▶ Requirement
Transcribe the material in full, exactly as written.
-- Start Data listing --
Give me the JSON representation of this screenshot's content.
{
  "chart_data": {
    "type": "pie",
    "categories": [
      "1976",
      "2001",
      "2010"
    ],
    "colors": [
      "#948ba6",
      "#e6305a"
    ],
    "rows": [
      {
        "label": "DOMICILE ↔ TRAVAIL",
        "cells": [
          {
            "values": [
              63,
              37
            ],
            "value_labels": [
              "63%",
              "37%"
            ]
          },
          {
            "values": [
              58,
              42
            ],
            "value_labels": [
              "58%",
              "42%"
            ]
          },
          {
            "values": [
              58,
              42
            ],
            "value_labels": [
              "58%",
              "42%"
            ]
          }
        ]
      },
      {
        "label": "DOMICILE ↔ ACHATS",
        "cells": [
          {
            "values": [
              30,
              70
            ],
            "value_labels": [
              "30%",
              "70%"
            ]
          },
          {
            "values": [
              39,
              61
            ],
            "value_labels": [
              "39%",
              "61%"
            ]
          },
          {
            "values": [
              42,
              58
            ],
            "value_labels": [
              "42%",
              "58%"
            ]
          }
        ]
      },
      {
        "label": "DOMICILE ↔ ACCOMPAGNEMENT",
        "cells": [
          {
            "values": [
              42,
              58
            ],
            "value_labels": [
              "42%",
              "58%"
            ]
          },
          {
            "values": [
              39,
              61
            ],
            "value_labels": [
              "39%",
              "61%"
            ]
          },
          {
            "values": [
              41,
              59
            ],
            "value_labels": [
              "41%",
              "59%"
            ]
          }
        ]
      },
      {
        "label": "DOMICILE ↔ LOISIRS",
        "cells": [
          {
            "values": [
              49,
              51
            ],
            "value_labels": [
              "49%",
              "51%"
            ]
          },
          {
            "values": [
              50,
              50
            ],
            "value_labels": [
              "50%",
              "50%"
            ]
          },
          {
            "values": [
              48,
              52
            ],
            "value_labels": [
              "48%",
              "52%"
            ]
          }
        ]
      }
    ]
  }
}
-- End Data listing --
▶ Answer to the task
Give me the JSON representation of this screenshot's content.
{
  "chart_data": {
    "type": "pie",
    "categories": [
      "1976",
      "2001",
      "2010"
    ],
    "colors": [
      "#948ba6",
      "#e6305a"
    ],
    "rows": [
      {
        "label": "DOMICILE ↔ TRAVAIL",
        "cells": [
          {
            "values": [
              63,
              37
            ],
            "value_labels": [
              "63%",
              "37%"
            ]
          },
          {
            "values": [
              58,
              42
            ],
            "value_labels": [
              "58%",
              "42%"
            ]
          },
          {
            "values": [
              58,
              42
            ],
            "value_labels": [
              "58%",
              "42%"
            ]
          }
        ]
      },
      {
        "label": "DOMICILE ↔ ACHATS",
        "cells": [
          {
            "values": [
              30,
              70
            ],
            "value_labels": [
              "30%",
              "70%"
            ]
          },
          {
            "values": [
              39,
              61
            ],
            "value_labels": [
              "39%",
              "61%"
            ]
          },
          {
            "values": [
              42,
              58
            ],
            "value_labels": [
              "42%",
              "58%"
            ]
          }
        ]
      },
      {
        "label": "DOMICILE ↔ ACCOMPAGNEMENT",
        "cells": [
          {
            "values": [
              42,
              58
            ],
            "value_labels": [
              "42%",
              "58%"
            ]
          },
          {
            "values": [
              39,
              61
            ],
            "value_labels": [
              "39%",
              "61%"
            ]
          },
          {
            "values": [
              41,
              59
            ],
            "value_labels": [
              "41%",
              "59%"
            ]
          }
        ]
      },
      {
        "label": "DOMICILE ↔ LOISIRS",
        "cells": [
          {
            "values": [
              49,
              51
            ],
            "value_labels": [
              "49%",
              "51%"
            ]
          },
          {
            "values": [
              50,
              50
            ],
            "value_labels": [
              "50%",
              "50%"
            ]
          },
          {
            "values": [
              48,
              52
            ],
            "value_labels": [
              "48%",
              "52%"
            ]
          }
        ]
      }
    ]
  }
}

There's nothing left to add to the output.